— WORK INSTRUCTIONS —
Some lines in the listing below may include the string "LIEPĀJA". How many are there? Give only the number.
* * * *
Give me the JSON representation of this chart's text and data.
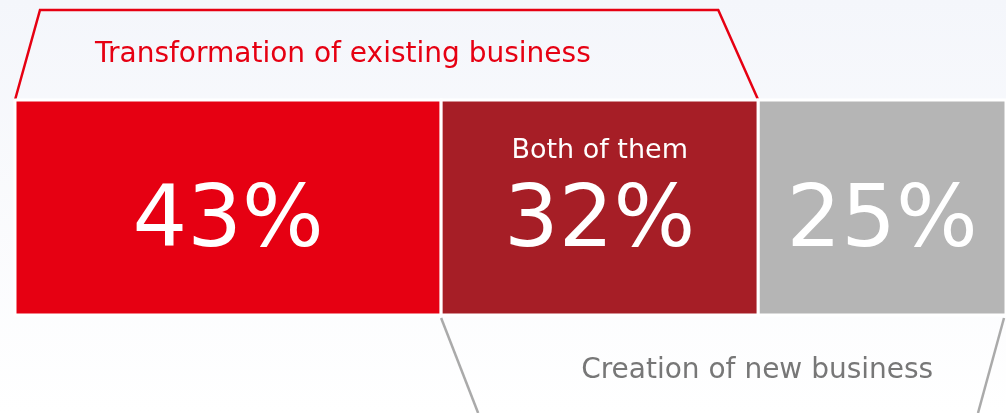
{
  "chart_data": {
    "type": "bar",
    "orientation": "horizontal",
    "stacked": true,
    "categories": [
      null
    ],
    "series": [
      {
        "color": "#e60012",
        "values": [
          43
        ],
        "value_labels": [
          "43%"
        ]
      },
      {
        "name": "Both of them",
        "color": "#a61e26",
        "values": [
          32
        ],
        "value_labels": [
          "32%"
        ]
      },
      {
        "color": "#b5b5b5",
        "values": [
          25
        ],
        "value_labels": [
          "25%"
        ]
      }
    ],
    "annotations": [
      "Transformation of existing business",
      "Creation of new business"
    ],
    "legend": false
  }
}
* * * *
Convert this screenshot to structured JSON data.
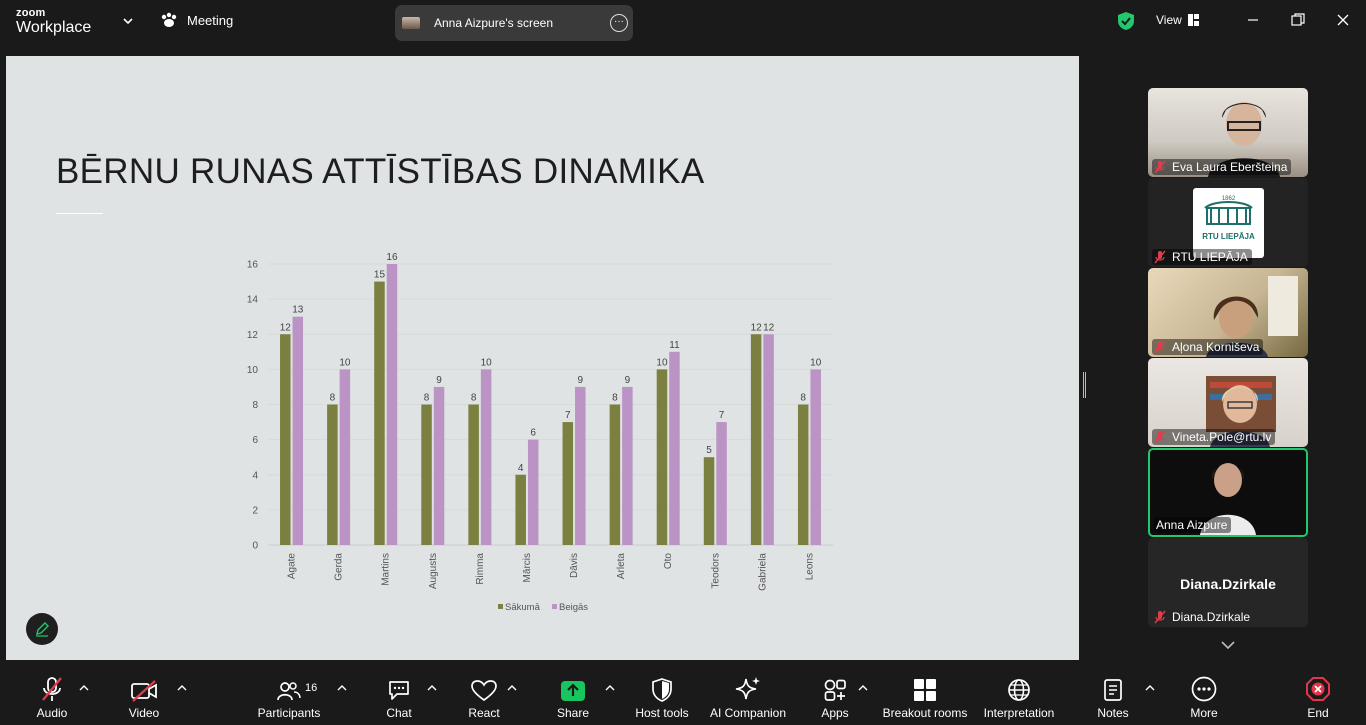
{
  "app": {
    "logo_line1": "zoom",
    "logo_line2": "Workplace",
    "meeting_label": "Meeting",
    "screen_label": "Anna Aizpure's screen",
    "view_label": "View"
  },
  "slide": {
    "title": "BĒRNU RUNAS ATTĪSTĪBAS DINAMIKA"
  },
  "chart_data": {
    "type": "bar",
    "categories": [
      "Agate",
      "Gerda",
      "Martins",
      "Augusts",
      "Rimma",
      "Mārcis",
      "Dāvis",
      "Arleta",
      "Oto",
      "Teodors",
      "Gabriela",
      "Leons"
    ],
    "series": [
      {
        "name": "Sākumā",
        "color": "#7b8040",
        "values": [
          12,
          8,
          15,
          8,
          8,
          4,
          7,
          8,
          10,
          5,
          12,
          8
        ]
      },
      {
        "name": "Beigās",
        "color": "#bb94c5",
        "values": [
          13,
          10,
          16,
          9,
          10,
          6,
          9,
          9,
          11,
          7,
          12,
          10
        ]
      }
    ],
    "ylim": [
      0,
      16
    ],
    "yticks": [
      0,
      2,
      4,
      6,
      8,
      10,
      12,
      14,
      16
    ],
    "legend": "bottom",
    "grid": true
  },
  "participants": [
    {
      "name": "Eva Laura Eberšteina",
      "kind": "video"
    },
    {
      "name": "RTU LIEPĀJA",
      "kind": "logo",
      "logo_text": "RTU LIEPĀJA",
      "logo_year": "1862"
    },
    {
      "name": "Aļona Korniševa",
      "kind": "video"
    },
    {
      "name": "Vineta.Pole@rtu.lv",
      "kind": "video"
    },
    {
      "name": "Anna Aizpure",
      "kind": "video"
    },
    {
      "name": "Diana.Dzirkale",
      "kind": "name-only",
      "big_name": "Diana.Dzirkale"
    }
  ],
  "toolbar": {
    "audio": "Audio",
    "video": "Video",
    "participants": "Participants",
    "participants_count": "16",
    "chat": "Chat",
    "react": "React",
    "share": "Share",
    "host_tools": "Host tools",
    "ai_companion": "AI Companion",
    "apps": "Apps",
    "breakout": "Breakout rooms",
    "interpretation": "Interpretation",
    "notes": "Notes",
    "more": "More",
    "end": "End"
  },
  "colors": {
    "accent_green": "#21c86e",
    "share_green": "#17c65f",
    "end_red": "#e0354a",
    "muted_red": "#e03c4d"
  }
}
* * * *
— FULL OUTPUT —
2